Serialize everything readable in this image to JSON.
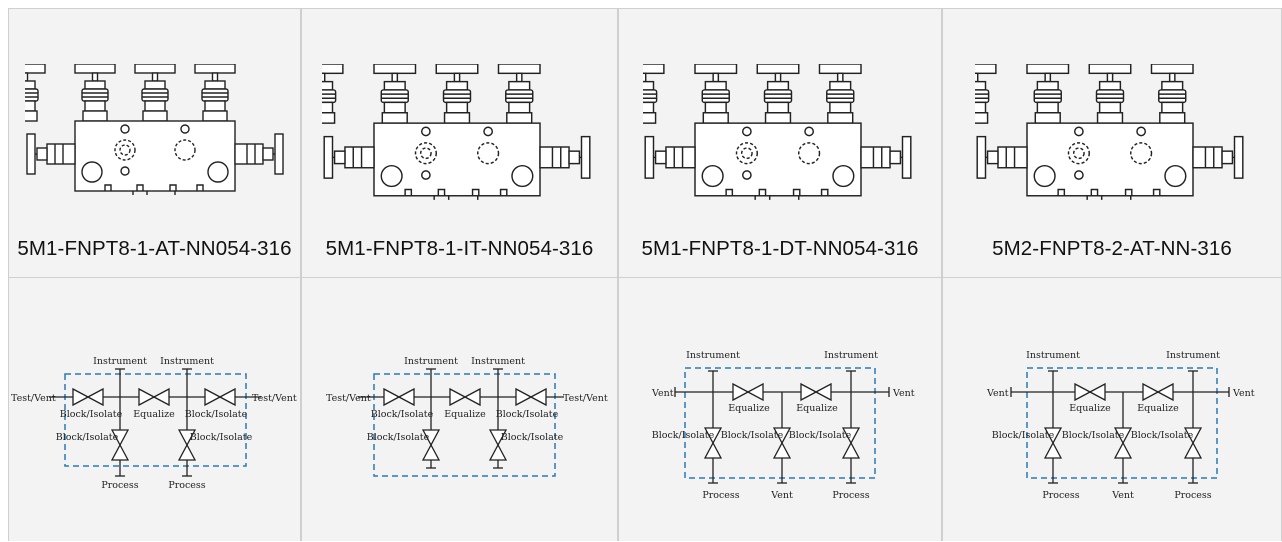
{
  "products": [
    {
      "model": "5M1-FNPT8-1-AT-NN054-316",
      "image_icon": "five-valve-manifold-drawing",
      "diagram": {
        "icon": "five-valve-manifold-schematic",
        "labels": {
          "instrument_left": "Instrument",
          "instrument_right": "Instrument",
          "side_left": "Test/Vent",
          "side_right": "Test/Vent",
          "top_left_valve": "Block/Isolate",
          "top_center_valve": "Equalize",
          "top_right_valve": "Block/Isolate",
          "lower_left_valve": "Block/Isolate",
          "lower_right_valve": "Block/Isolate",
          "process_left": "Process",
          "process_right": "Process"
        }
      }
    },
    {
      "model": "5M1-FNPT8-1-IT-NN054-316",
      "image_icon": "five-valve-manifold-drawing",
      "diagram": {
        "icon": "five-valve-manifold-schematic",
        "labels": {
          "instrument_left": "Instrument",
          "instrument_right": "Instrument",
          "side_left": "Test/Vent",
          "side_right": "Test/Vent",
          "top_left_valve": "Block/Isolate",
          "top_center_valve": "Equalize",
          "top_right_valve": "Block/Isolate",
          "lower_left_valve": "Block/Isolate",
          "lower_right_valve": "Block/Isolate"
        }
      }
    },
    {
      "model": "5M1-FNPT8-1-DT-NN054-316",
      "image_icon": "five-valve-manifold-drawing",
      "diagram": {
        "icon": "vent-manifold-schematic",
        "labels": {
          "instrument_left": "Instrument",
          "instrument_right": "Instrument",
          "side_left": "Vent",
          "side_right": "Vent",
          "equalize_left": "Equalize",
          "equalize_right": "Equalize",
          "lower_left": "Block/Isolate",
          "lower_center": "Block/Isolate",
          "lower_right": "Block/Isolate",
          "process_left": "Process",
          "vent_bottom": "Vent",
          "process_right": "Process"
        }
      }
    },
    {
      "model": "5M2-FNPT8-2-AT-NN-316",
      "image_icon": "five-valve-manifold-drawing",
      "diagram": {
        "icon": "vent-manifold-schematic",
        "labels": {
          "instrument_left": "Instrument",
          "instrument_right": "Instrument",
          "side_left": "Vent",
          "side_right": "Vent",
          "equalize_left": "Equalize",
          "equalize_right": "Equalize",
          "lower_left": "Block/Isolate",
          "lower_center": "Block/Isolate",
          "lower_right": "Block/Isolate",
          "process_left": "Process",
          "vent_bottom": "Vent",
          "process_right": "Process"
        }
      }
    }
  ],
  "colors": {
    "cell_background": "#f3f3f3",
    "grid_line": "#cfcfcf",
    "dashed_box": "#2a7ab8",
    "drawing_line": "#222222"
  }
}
════
--- Work to complete ---
Find all lines holding the string "model" and copy them.

--- Output for this task ---
      "model": "5M1-FNPT8-1-AT-NN054-316",
      "model": "5M1-FNPT8-1-IT-NN054-316",
      "model": "5M1-FNPT8-1-DT-NN054-316",
      "model": "5M2-FNPT8-2-AT-NN-316",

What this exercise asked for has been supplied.